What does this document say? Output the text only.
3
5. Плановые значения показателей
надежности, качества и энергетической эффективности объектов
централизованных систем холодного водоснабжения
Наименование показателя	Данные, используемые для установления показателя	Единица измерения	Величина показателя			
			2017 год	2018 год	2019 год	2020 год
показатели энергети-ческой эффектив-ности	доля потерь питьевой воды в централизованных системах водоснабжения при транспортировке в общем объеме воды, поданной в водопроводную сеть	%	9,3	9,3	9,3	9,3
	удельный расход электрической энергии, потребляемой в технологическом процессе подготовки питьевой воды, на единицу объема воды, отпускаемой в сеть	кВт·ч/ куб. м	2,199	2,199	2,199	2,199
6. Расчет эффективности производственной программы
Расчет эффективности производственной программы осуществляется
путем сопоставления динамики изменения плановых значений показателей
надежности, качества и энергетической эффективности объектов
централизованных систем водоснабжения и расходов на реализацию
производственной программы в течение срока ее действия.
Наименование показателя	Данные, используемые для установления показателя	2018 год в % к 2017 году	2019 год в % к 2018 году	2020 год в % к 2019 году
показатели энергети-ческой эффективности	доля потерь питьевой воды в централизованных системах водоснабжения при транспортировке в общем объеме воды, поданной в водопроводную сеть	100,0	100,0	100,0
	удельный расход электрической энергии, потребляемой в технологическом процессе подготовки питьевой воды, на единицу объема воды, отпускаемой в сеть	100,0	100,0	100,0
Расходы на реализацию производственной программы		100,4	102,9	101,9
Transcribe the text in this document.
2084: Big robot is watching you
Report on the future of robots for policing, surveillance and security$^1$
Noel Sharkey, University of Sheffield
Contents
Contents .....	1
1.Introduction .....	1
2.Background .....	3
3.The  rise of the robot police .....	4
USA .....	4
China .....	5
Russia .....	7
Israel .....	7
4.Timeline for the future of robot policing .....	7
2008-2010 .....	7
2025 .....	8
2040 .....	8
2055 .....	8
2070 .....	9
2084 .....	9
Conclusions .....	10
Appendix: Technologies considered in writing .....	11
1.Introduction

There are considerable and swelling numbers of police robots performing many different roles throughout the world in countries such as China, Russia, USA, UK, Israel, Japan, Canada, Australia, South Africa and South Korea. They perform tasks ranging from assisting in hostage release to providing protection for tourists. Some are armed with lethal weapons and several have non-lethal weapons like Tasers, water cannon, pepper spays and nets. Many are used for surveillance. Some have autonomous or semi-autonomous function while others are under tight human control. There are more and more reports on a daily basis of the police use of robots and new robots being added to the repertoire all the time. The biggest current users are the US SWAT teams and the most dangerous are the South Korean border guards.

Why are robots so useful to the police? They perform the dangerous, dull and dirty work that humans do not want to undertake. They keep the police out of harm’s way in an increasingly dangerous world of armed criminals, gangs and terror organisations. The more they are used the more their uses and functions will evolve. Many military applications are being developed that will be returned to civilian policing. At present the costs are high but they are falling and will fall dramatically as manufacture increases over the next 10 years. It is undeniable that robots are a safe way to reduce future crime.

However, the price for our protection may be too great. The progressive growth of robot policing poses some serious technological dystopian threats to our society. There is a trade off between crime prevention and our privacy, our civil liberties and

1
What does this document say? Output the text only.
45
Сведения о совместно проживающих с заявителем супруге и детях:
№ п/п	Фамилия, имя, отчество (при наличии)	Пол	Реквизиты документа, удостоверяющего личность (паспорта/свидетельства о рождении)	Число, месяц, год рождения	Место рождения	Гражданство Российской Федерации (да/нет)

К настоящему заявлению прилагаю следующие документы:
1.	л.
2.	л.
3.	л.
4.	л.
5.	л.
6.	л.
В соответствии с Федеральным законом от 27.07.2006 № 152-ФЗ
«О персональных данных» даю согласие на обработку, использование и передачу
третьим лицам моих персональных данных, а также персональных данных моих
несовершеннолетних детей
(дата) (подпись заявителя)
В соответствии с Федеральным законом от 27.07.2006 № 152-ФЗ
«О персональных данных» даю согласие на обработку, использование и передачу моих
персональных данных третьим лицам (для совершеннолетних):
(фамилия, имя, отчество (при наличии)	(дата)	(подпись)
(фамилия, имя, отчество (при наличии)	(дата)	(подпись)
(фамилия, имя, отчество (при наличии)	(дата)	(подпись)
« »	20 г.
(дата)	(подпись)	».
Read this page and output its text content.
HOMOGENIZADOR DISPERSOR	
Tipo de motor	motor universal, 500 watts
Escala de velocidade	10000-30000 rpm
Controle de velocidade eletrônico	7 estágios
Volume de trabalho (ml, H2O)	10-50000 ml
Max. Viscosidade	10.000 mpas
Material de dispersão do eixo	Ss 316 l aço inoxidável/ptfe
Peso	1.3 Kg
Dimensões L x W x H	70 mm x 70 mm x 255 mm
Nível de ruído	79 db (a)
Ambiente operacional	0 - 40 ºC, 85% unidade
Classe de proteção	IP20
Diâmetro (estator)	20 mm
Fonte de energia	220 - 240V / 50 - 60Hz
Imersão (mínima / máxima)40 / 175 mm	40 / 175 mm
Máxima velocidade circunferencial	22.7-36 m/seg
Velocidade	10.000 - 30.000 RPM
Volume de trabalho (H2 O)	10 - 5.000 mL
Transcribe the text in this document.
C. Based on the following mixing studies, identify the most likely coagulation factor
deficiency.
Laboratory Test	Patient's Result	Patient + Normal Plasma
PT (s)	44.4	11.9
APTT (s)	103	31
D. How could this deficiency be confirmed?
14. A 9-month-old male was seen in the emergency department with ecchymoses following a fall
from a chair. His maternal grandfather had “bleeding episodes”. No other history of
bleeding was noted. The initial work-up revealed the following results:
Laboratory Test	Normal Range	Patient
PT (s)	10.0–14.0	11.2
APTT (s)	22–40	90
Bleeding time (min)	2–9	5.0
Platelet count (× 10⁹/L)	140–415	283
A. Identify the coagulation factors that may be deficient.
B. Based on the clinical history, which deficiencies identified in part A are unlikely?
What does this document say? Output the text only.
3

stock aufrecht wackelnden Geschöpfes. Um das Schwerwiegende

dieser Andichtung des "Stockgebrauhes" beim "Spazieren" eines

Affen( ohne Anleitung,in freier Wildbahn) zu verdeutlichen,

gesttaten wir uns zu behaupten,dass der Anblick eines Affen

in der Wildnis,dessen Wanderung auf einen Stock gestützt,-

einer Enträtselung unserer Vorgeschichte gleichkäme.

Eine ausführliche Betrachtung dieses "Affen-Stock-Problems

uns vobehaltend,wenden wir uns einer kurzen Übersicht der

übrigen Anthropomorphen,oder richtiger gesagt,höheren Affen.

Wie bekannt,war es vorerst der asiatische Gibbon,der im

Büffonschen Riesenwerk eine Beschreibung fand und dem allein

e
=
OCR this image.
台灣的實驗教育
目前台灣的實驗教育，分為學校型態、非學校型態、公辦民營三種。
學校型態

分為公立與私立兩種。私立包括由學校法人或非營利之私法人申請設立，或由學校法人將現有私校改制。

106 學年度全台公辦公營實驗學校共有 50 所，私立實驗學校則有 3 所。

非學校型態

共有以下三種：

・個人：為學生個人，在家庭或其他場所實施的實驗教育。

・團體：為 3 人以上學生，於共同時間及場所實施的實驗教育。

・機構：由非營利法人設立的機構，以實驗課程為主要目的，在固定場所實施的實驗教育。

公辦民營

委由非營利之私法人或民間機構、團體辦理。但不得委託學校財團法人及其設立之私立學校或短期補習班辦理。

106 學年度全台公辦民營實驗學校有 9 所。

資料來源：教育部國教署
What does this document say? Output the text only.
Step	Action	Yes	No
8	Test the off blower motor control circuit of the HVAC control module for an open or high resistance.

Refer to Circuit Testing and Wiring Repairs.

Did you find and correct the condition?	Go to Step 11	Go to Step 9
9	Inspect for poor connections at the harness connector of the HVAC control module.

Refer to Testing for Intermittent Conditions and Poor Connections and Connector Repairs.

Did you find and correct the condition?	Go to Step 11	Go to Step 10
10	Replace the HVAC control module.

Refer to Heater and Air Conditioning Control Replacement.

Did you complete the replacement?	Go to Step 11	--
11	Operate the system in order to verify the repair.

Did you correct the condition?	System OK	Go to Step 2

Exercise – Show every line from the entries above in which "Наименование" appears.

Task response –
Наименование показателя	Данные, используемые для установления показателя	Единица измерения	Величина показателя			
Наименование показателя	Данные, используемые для установления показателя	2018 год в % к 2017 году	2019 год в % к 2018 году	2020 год в % к 2019 году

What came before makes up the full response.